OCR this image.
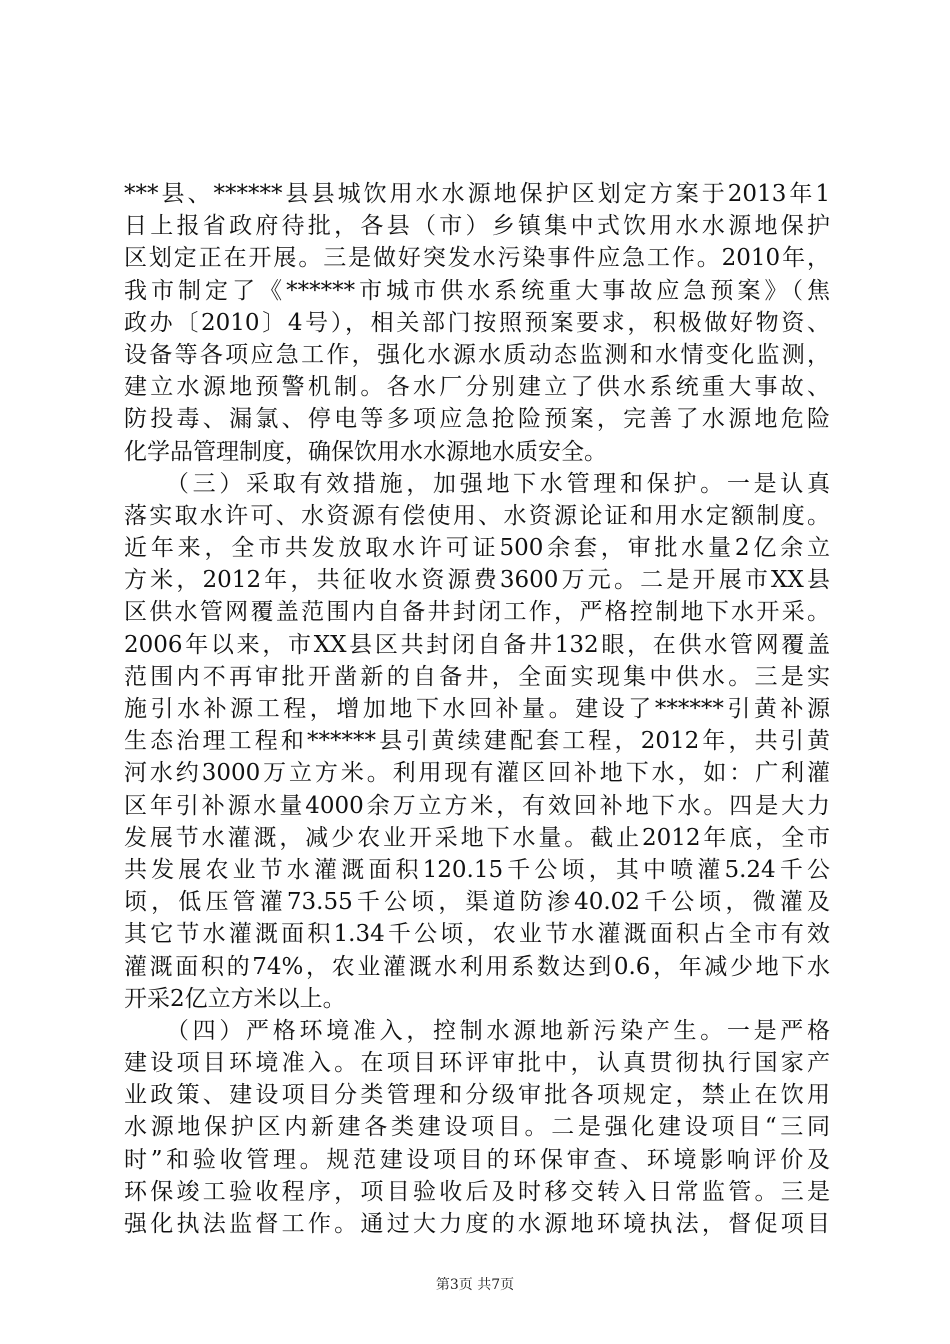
***县、******县县城饮用水水源地保护区划定方案于2013年1
日上报省政府待批，各县（市）乡镇集中式饮用水水源地保护
区划定正在开展。三是做好突发水污染事件应急工作。2010年，
我市制定了《******市城市供水系统重大事故应急预案》（焦
政办〔2010〕4号），相关部门按照预案要求，积极做好物资、
设备等各项应急工作，强化水源水质动态监测和水情变化监测，
建立水源地预警机制。各水厂分别建立了供水系统重大事故、
防投毒、漏氯、停电等多项应急抢险预案，完善了水源地危险
化学品管理制度，确保饮用水水源地水质安全。
　　（三）采取有效措施，加强地下水管理和保护。一是认真
落实取水许可、水资源有偿使用、水资源论证和用水定额制度。
近年来，全市共发放取水许可证500余套，审批水量2亿余立
方米，2012年，共征收水资源费3600万元。二是开展市XX县
区供水管网覆盖范围内自备井封闭工作，严格控制地下水开采。
2006年以来，市XX县区共封闭自备井132眼，在供水管网覆盖
范围内不再审批开凿新的自备井，全面实现集中供水。三是实
施引水补源工程，增加地下水回补量。建设了******引黄补源
生态治理工程和******县引黄续建配套工程，2012年，共引黄
河水约3000万立方米。利用现有灌区回补地下水，如：广利灌
区年引补源水量4000余万立方米，有效回补地下水。四是大力
发展节水灌溉，减少农业开采地下水量。截止2012年底，全市
共发展农业节水灌溉面积120.15千公顷，其中喷灌5.24千公
顷，低压管灌73.55千公顷，渠道防渗40.02千公顷，微灌及
其它节水灌溉面积1.34千公顷，农业节水灌溉面积占全市有效
灌溉面积的74%，农业灌溉水利用系数达到0.6，年减少地下水
开采2亿立方米以上。
　　（四）严格环境准入，控制水源地新污染产生。一是严格
建设项目环境准入。在项目环评审批中，认真贯彻执行国家产
业政策、建设项目分类管理和分级审批各项规定，禁止在饮用
水源地保护区内新建各类建设项目。二是强化建设项目“三同
时”和验收管理。规范建设项目的环保审查、环境影响评价及
环保竣工验收程序，项目验收后及时移交转入日常监管。三是
强化执法监督工作。通过大力度的水源地环境执法，督促项目
第3页 共7页
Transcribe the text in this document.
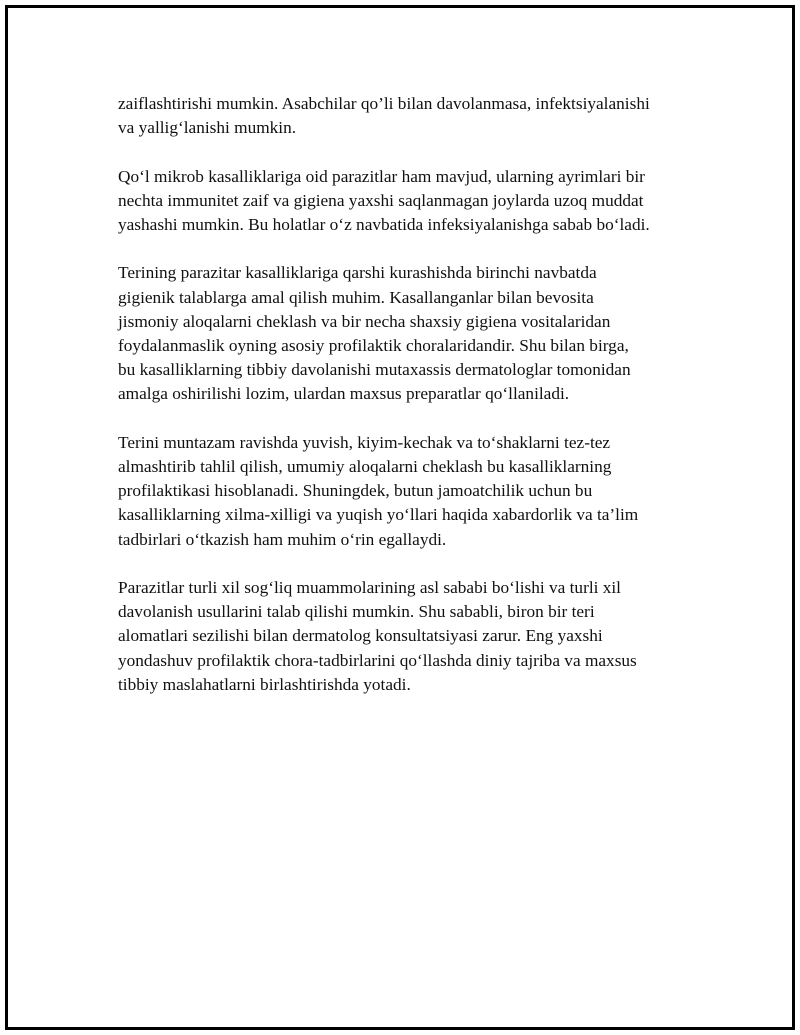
zaiflashtirishi mumkin. Asabchilar qo’li bilan davolanmasa, infektsiyalanishi
va yallig‘lanishi mumkin.

Qo‘l mikrob kasalliklariga oid parazitlar ham mavjud, ularning ayrimlari bir
nechta immunitet zaif va gigiena yaxshi saqlanmagan joylarda uzoq muddat
yashashi mumkin. Bu holatlar o‘z navbatida infeksiyalanishga sabab bo‘ladi.

Terining parazitar kasalliklariga qarshi kurashishda birinchi navbatda
gigienik talablarga amal qilish muhim. Kasallanganlar bilan bevosita
jismoniy aloqalarni cheklash va bir necha shaxsiy gigiena vositalaridan
foydalanmaslik oyning asosiy profilaktik choralaridandir. Shu bilan birga,
bu kasalliklarning tibbiy davolanishi mutaxassis dermatologlar tomonidan
amalga oshirilishi lozim, ulardan maxsus preparatlar qo‘llaniladi.

Terini muntazam ravishda yuvish, kiyim-kechak va to‘shaklarni tez-tez
almashtirib tahlil qilish, umumiy aloqalarni cheklash bu kasalliklarning
profilaktikasi hisoblanadi. Shuningdek, butun jamoatchilik uchun bu
kasalliklarning xilma-xilligi va yuqish yo‘llari haqida xabardorlik va ta’lim
tadbirlari o‘tkazish ham muhim o‘rin egallaydi.

Parazitlar turli xil sog‘liq muammolarining asl sababi bo‘lishi va turli xil
davolanish usullarini talab qilishi mumkin. Shu sababli, biron bir teri
alomatlari sezilishi bilan dermatolog konsultatsiyasi zarur. Eng yaxshi
yondashuv profilaktik chora-tadbirlarini qo‘llashda diniy tajriba va maxsus
tibbiy maslahatlarni birlashtirishda yotadi.
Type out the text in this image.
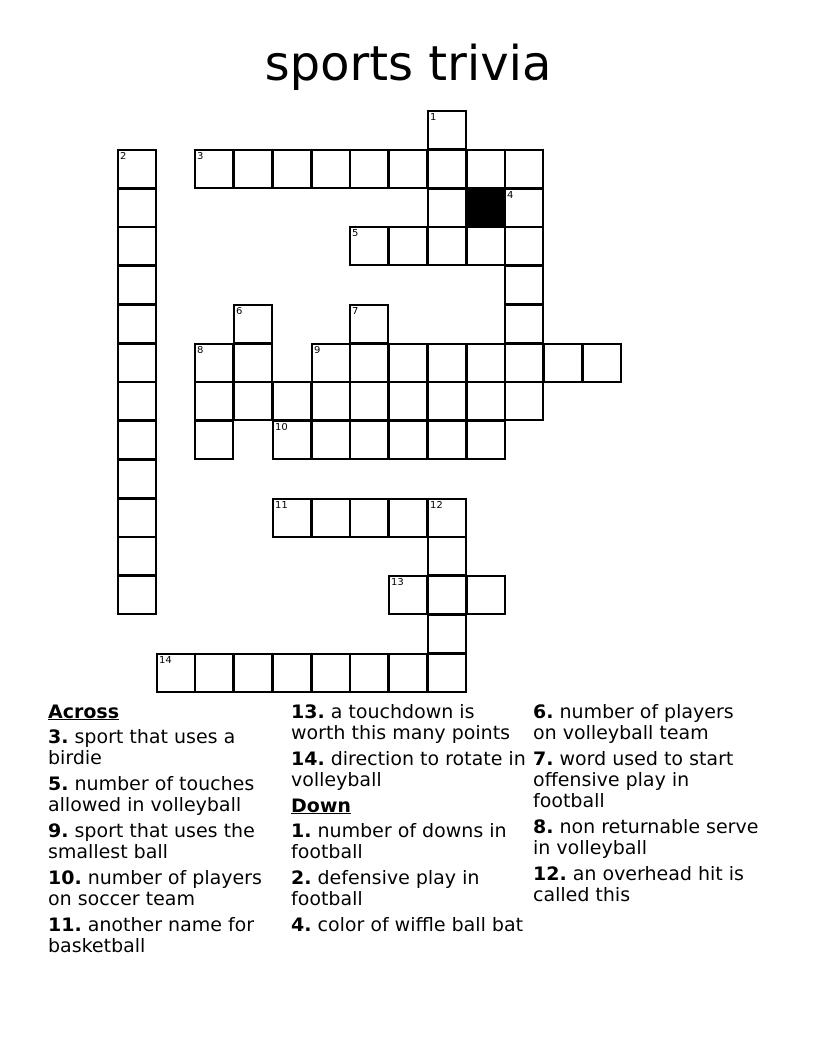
sports trivia
1
2	3
4
5
6	7
8	9
10
11	12
13
14
Across
3. sport that uses a birdie
5. number of touches allowed in volleyball
9. sport that uses the smallest ball
10. number of players on soccer team
11. another name for basketball
13. a touchdown is worth this many points
14. direction to rotate in volleyball
Down
1. number of downs in football
2. defensive play in football
4. color of wiffle ball bat
6. number of players on volleyball team
7. word used to start offensive play in football
8. non returnable serve in volleyball
12. an overhead hit is called this
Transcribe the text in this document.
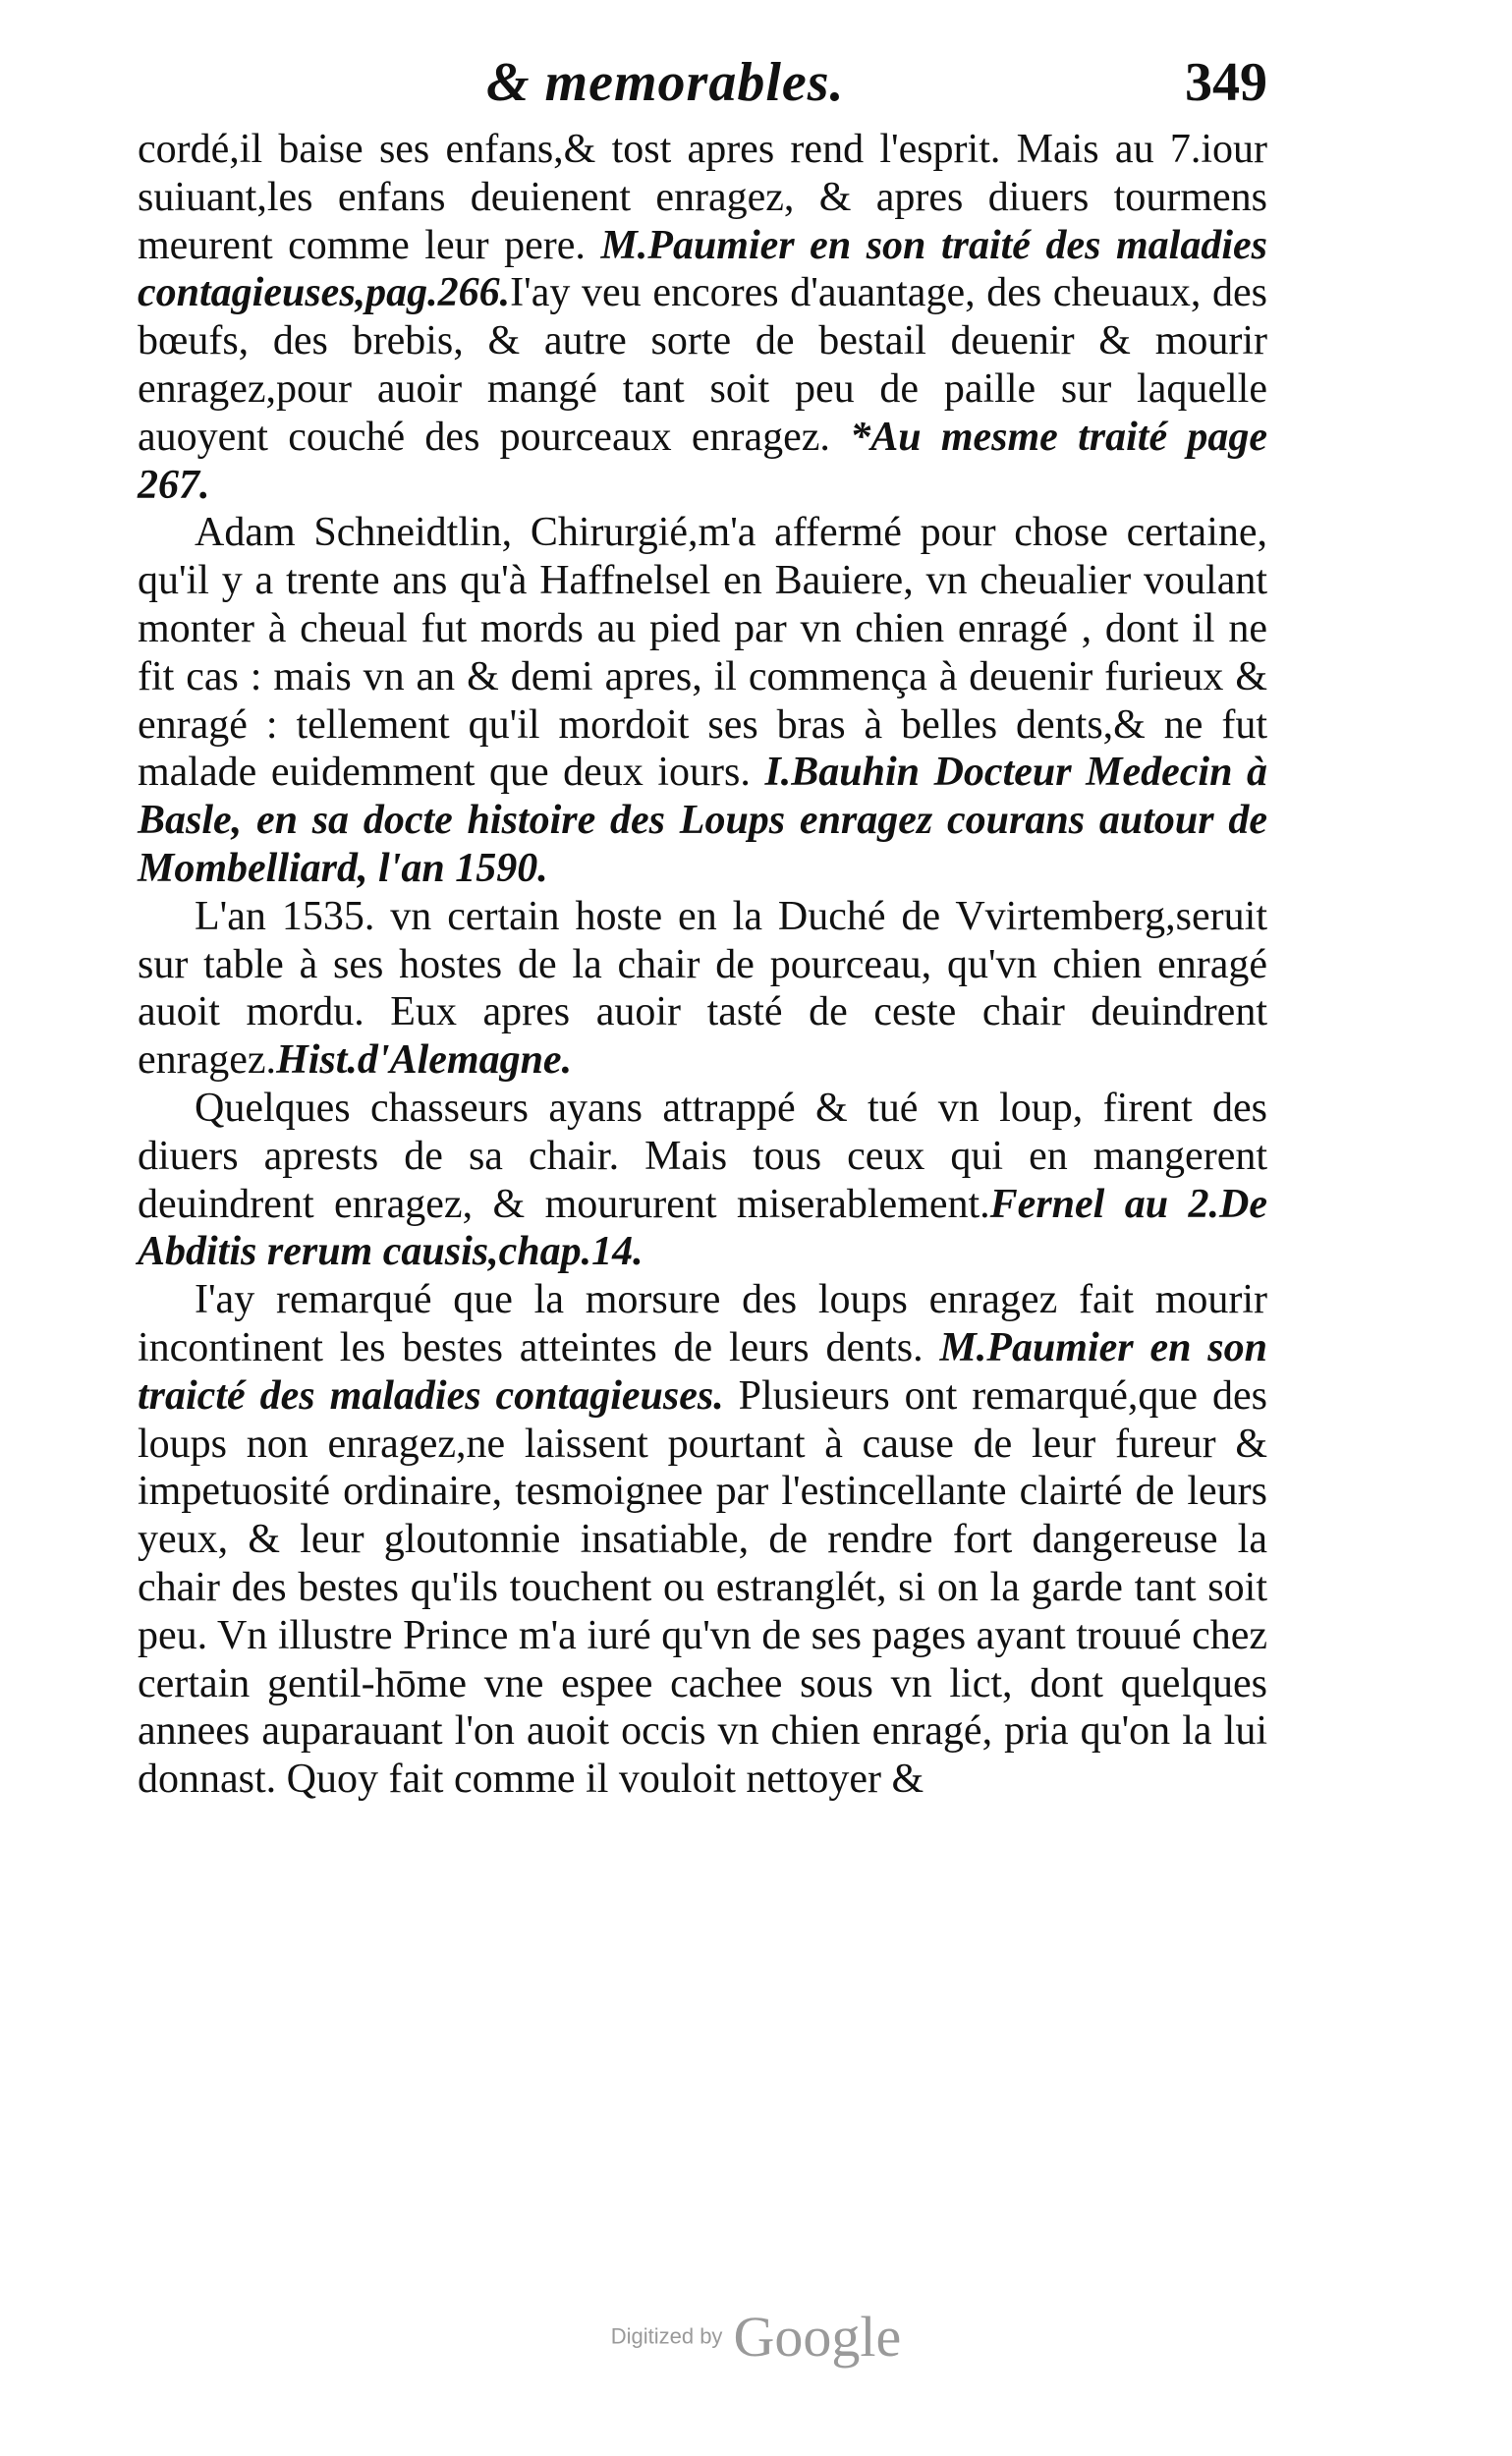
& memorables.	349

cordé,il baise ses enfans,& tost apres rend l'esprit. Mais au 7.iour suiuant,les enfans deuienent enragez, & apres diuers tourmens meurent comme leur pere. M.Paumier en son traité des maladies contagieuses,pag.266.I'ay veu encores d'auantage, des cheuaux, des bœufs, des brebis, & autre sorte de bestail deuenir & mourir enragez,pour auoir mangé tant soit peu de paille sur laquelle auoyent couché des pourceaux enragez. *Au mesme traité page 267.

Adam Schneidtlin, Chirurgié,m'a affermé pour chose certaine, qu'il y a trente ans qu'à Haffnelsel en Bauiere, vn cheualier voulant monter à cheual fut mords au pied par vn chien enragé , dont il ne fit cas : mais vn an & demi apres, il commença à deuenir furieux & enragé : tellement qu'il mordoit ses bras à belles dents,& ne fut malade euidemment que deux iours. I.Bauhin Docteur Medecin à Basle, en sa docte histoire des Loups enragez courans autour de Mombelliard, l'an 1590.

L'an 1535. vn certain hoste en la Duché de Vvirtemberg,seruit sur table à ses hostes de la chair de pourceau, qu'vn chien enragé auoit mordu. Eux apres auoir tasté de ceste chair deuindrent enragez.Hist.d'Alemagne.

Quelques chasseurs ayans attrappé & tué vn loup, firent des diuers aprests de sa chair. Mais tous ceux qui en mangerent deuindrent enragez, & moururent miserablement.Fernel au 2.De Abditis rerum causis,chap.14.

I'ay remarqué que la morsure des loups enragez fait mourir incontinent les bestes atteintes de leurs dents. M.Paumier en son traicté des maladies contagieuses. Plusieurs ont remarqué,que des loups non enragez,ne laissent pourtant à cause de leur fureur & impetuosité ordinaire, tesmoignee par l'estincellante clairté de leurs yeux, & leur gloutonnie insatiable, de rendre fort dangereuse la chair des bestes qu'ils touchent ou estranglét, si on la garde tant soit peu. Vn illustre Prince m'a iuré qu'vn de ses pages ayant trouué chez certain gentil-hōme vne espee cachee sous vn lict, dont quelques annees auparauant l'on auoit occis vn chien enragé, pria qu'on la lui donnast. Quoy fait comme il vouloit nettoyer &

Digitized by Google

__Exercise brief__
Locate and copy each line in the data above that includes the word "tibbiy".

__Problem solution__
bu kasalliklarning tibbiy davolanishi mutaxassis dermatologlar tomonidan
tibbiy maslahatlarni birlashtirishda yotadi.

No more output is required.